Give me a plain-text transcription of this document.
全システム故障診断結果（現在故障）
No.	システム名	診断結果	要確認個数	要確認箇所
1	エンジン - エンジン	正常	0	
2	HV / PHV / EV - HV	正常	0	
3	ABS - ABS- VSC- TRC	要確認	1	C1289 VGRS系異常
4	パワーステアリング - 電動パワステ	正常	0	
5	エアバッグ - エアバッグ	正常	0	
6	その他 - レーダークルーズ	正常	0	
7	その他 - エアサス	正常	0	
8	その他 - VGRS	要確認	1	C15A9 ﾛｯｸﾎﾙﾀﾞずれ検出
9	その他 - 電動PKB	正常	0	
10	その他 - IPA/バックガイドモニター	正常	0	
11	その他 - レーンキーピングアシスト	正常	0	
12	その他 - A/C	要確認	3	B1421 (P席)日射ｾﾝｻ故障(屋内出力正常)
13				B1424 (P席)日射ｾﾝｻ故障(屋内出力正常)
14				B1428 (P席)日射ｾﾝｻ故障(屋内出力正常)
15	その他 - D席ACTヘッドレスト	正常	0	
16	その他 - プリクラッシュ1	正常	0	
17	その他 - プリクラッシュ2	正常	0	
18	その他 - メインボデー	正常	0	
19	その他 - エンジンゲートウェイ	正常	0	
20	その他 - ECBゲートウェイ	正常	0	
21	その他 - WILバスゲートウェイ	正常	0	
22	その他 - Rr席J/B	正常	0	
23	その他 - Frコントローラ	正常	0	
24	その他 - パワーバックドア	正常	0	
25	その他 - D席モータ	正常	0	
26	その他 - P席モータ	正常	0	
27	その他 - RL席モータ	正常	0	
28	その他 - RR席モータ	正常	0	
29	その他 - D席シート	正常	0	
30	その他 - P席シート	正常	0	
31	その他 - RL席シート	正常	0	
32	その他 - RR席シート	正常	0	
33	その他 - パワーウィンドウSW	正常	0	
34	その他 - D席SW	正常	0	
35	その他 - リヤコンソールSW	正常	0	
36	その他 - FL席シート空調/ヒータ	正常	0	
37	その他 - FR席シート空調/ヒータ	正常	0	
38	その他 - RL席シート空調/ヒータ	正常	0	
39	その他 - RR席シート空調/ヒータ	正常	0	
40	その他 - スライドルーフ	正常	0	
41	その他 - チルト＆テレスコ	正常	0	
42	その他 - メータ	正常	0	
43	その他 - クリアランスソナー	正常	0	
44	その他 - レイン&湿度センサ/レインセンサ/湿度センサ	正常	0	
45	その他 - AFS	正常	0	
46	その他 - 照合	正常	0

########

Written task: Return the whole listing exactly.

Solution to this exercise:
Give me a plain-text transcription of this document.
全システム故障診断結果（現在故障）
No.	システム名	診断結果	要確認個数	要確認箇所
1	エンジン - エンジン	正常	0	
2	HV / PHV / EV - HV	正常	0	
3	ABS - ABS- VSC- TRC	要確認	1	C1289 VGRS系異常
4	パワーステアリング - 電動パワステ	正常	0	
5	エアバッグ - エアバッグ	正常	0	
6	その他 - レーダークルーズ	正常	0	
7	その他 - エアサス	正常	0	
8	その他 - VGRS	要確認	1	C15A9 ﾛｯｸﾎﾙﾀﾞずれ検出
9	その他 - 電動PKB	正常	0	
10	その他 - IPA/バックガイドモニター	正常	0	
11	その他 - レーンキーピングアシスト	正常	0	
12	その他 - A/C	要確認	3	B1421 (P席)日射ｾﾝｻ故障(屋内出力正常)
13				B1424 (P席)日射ｾﾝｻ故障(屋内出力正常)
14				B1428 (P席)日射ｾﾝｻ故障(屋内出力正常)
15	その他 - D席ACTヘッドレスト	正常	0	
16	その他 - プリクラッシュ1	正常	0	
17	その他 - プリクラッシュ2	正常	0	
18	その他 - メインボデー	正常	0	
19	その他 - エンジンゲートウェイ	正常	0	
20	その他 - ECBゲートウェイ	正常	0	
21	その他 - WILバスゲートウェイ	正常	0	
22	その他 - Rr席J/B	正常	0	
23	その他 - Frコントローラ	正常	0	
24	その他 - パワーバックドア	正常	0	
25	その他 - D席モータ	正常	0	
26	その他 - P席モータ	正常	0	
27	その他 - RL席モータ	正常	0	
28	その他 - RR席モータ	正常	0	
29	その他 - D席シート	正常	0	
30	その他 - P席シート	正常	0	
31	その他 - RL席シート	正常	0	
32	その他 - RR席シート	正常	0	
33	その他 - パワーウィンドウSW	正常	0	
34	その他 - D席SW	正常	0	
35	その他 - リヤコンソールSW	正常	0	
36	その他 - FL席シート空調/ヒータ	正常	0	
37	その他 - FR席シート空調/ヒータ	正常	0	
38	その他 - RL席シート空調/ヒータ	正常	0	
39	その他 - RR席シート空調/ヒータ	正常	0	
40	その他 - スライドルーフ	正常	0	
41	その他 - チルト＆テレスコ	正常	0	
42	その他 - メータ	正常	0	
43	その他 - クリアランスソナー	正常	0	
44	その他 - レイン&湿度センサ/レインセンサ/湿度センサ	正常	0	
45	その他 - AFS	正常	0	
46	その他 - 照合	正常	0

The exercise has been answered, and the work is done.